▸ INPUT:
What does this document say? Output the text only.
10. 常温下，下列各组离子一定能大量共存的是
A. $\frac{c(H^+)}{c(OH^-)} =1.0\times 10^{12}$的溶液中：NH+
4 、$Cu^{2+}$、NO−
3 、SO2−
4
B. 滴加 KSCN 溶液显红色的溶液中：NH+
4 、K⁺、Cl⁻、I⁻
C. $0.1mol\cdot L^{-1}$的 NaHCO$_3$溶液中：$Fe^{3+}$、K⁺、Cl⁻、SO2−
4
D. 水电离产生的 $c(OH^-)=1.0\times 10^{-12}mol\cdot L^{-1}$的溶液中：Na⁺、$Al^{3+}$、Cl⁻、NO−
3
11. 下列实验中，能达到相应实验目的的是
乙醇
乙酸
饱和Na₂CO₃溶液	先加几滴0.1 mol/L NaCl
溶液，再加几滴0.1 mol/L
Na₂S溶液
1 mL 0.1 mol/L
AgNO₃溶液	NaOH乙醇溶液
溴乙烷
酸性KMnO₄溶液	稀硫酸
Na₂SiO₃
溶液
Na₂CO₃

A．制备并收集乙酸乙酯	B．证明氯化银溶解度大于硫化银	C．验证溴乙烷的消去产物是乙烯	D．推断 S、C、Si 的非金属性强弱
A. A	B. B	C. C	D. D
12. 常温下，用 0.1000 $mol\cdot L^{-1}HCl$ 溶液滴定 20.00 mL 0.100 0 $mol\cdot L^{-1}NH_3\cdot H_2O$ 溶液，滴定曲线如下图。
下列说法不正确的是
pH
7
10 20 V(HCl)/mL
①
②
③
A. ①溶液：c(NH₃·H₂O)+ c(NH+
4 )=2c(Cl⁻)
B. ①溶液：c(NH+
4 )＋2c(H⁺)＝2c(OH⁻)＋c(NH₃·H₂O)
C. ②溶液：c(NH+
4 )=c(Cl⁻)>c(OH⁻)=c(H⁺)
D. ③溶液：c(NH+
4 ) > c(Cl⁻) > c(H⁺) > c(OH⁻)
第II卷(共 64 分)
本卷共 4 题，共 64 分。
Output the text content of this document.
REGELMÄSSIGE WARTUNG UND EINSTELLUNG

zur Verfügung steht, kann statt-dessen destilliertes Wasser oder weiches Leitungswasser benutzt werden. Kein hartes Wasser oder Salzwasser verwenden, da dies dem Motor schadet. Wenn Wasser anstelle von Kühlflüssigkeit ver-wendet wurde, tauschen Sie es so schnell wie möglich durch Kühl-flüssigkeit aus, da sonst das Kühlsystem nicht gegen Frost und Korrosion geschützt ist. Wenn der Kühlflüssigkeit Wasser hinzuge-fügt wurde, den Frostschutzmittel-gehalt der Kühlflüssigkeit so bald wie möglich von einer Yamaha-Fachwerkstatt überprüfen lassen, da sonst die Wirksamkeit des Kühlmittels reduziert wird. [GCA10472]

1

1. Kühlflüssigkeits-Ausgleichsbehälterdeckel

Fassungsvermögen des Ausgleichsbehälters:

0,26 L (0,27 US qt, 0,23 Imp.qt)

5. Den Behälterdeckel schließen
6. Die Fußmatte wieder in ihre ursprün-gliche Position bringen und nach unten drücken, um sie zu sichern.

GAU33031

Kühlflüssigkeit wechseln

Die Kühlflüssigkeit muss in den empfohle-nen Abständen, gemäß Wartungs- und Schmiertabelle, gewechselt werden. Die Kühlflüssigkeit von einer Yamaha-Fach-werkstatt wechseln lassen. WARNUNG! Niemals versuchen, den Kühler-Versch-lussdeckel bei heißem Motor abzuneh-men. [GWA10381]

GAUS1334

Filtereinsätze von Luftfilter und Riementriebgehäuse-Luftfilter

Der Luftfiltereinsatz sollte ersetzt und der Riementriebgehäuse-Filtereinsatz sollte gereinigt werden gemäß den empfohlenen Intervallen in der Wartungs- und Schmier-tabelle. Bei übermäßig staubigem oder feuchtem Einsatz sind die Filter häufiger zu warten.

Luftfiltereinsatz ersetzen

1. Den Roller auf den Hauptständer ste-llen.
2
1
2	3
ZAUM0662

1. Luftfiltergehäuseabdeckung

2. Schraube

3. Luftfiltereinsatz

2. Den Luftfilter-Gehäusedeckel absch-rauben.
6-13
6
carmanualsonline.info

▸ PROBLEM DETAILS:
Give the number of lines in the entries that hold the word "text", and nothing else.

▸ RIGHT ANSWER:
2